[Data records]
= = = =
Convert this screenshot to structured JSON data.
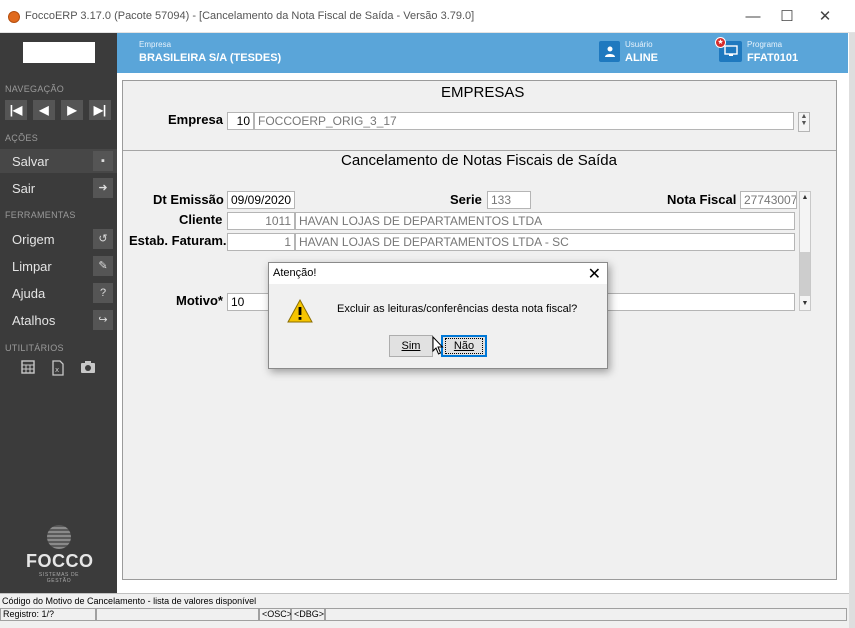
{
  "window": {
    "title": "FoccoERP 3.17.0 (Pacote 57094) - [Cancelamento da Nota Fiscal de Saída - Versão 3.79.0]",
    "minimize": "—",
    "maximize": "☐",
    "close": "✕"
  },
  "sidebar": {
    "navegacao_title": "NAVEGAÇÃO",
    "nav_buttons": [
      "|◀",
      "◀",
      "▶",
      "▶|"
    ],
    "acoes_title": "AÇÕES",
    "acoes": [
      {
        "label": "Salvar",
        "icon": "save-icon",
        "glyph": "▪"
      },
      {
        "label": "Sair",
        "icon": "exit-icon",
        "glyph": "➜"
      }
    ],
    "ferramentas_title": "FERRAMENTAS",
    "ferramentas": [
      {
        "label": "Origem",
        "icon": "undo-icon",
        "glyph": "↺"
      },
      {
        "label": "Limpar",
        "icon": "eraser-icon",
        "glyph": "✎"
      },
      {
        "label": "Ajuda",
        "icon": "help-icon",
        "glyph": "?"
      },
      {
        "label": "Atalhos",
        "icon": "shortcut-icon",
        "glyph": "↪"
      }
    ],
    "utilitarios_title": "UTILITÁRIOS",
    "utilitarios_icons": [
      "calculator-icon",
      "excel-icon",
      "camera-icon"
    ],
    "logo": {
      "name": "FOCCO",
      "tagline": "SISTEMAS DE GESTÃO"
    }
  },
  "header": {
    "empresa_label": "Empresa",
    "empresa_value": "BRASILEIRA S/A (TESDES)",
    "usuario_label": "Usuário",
    "usuario_value": "ALINE",
    "programa_label": "Programa",
    "programa_value": "FFAT0101",
    "accent_color": "#5aa5d9"
  },
  "form": {
    "empresas_heading": "EMPRESAS",
    "empresa_label": "Empresa",
    "empresa_code": "10",
    "empresa_name": "FOCCOERP_ORIG_3_17",
    "cancel_heading": "Cancelamento de Notas Fiscais de Saída",
    "dt_emissao_label": "Dt Emissão",
    "dt_emissao_value": "09/09/2020",
    "serie_label": "Serie",
    "serie_value": "133",
    "nota_fiscal_label": "Nota Fiscal",
    "nota_fiscal_value": "27743007",
    "cliente_label": "Cliente",
    "cliente_code": "1011",
    "cliente_name": "HAVAN LOJAS DE DEPARTAMENTOS LTDA",
    "estab_label": "Estab. Faturam.",
    "estab_code": "1",
    "estab_name": "HAVAN LOJAS DE DEPARTAMENTOS LTDA - SC",
    "motivo_label": "Motivo*",
    "motivo_code": "10"
  },
  "dialog": {
    "title": "Atenção!",
    "message": "Excluir as leituras/conferências desta nota fiscal?",
    "yes_label": "Sim",
    "no_label": "Não",
    "close": "✕"
  },
  "statusbar": {
    "message": "Código do Motivo de Cancelamento - lista de valores disponível",
    "registro": "Registro: 1/?",
    "osc": "<OSC>",
    "dbg": "<DBG>"
  }
}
= = = =
Work required:
Exclude the images and reproduce the remaining data exactly.

Task answer:
Convert this screenshot to structured JSON data.
{
  "window": {
    "title": "FoccoERP 3.17.0 (Pacote 57094) - [Cancelamento da Nota Fiscal de Saída - Versão 3.79.0]",
    "minimize": "—",
    "maximize": "☐",
    "close": "✕"
  },
  "sidebar": {
    "navegacao_title": "NAVEGAÇÃO",
    "nav_buttons": [
      "|◀",
      "◀",
      "▶",
      "▶|"
    ],
    "acoes_title": "AÇÕES",
    "acoes": [
      {
        "label": "Salvar",
        "icon": "save-icon",
        "glyph": "▪"
      },
      {
        "label": "Sair",
        "icon": "exit-icon",
        "glyph": "➜"
      }
    ],
    "ferramentas_title": "FERRAMENTAS",
    "ferramentas": [
      {
        "label": "Origem",
        "icon": "undo-icon",
        "glyph": "↺"
      },
      {
        "label": "Limpar",
        "icon": "eraser-icon",
        "glyph": "✎"
      },
      {
        "label": "Ajuda",
        "icon": "help-icon",
        "glyph": "?"
      },
      {
        "label": "Atalhos",
        "icon": "shortcut-icon",
        "glyph": "↪"
      }
    ],
    "utilitarios_title": "UTILITÁRIOS",
    "utilitarios_icons": [
      "calculator-icon",
      "excel-icon",
      "camera-icon"
    ],
    "logo": {
      "name": "FOCCO",
      "tagline": "SISTEMAS DE GESTÃO"
    }
  },
  "header": {
    "empresa_label": "Empresa",
    "empresa_value": "BRASILEIRA S/A (TESDES)",
    "usuario_label": "Usuário",
    "usuario_value": "ALINE",
    "programa_label": "Programa",
    "programa_value": "FFAT0101",
    "accent_color": "#5aa5d9"
  },
  "form": {
    "empresas_heading": "EMPRESAS",
    "empresa_label": "Empresa",
    "empresa_code": "10",
    "empresa_name": "FOCCOERP_ORIG_3_17",
    "cancel_heading": "Cancelamento de Notas Fiscais de Saída",
    "dt_emissao_label": "Dt Emissão",
    "dt_emissao_value": "09/09/2020",
    "serie_label": "Serie",
    "serie_value": "133",
    "nota_fiscal_label": "Nota Fiscal",
    "nota_fiscal_value": "27743007",
    "cliente_label": "Cliente",
    "cliente_code": "1011",
    "cliente_name": "HAVAN LOJAS DE DEPARTAMENTOS LTDA",
    "estab_label": "Estab. Faturam.",
    "estab_code": "1",
    "estab_name": "HAVAN LOJAS DE DEPARTAMENTOS LTDA - SC",
    "motivo_label": "Motivo*",
    "motivo_code": "10"
  },
  "dialog": {
    "title": "Atenção!",
    "message": "Excluir as leituras/conferências desta nota fiscal?",
    "yes_label": "Sim",
    "no_label": "Não",
    "close": "✕"
  },
  "statusbar": {
    "message": "Código do Motivo de Cancelamento - lista de valores disponível",
    "registro": "Registro: 1/?",
    "osc": "<OSC>",
    "dbg": "<DBG>"
  }
}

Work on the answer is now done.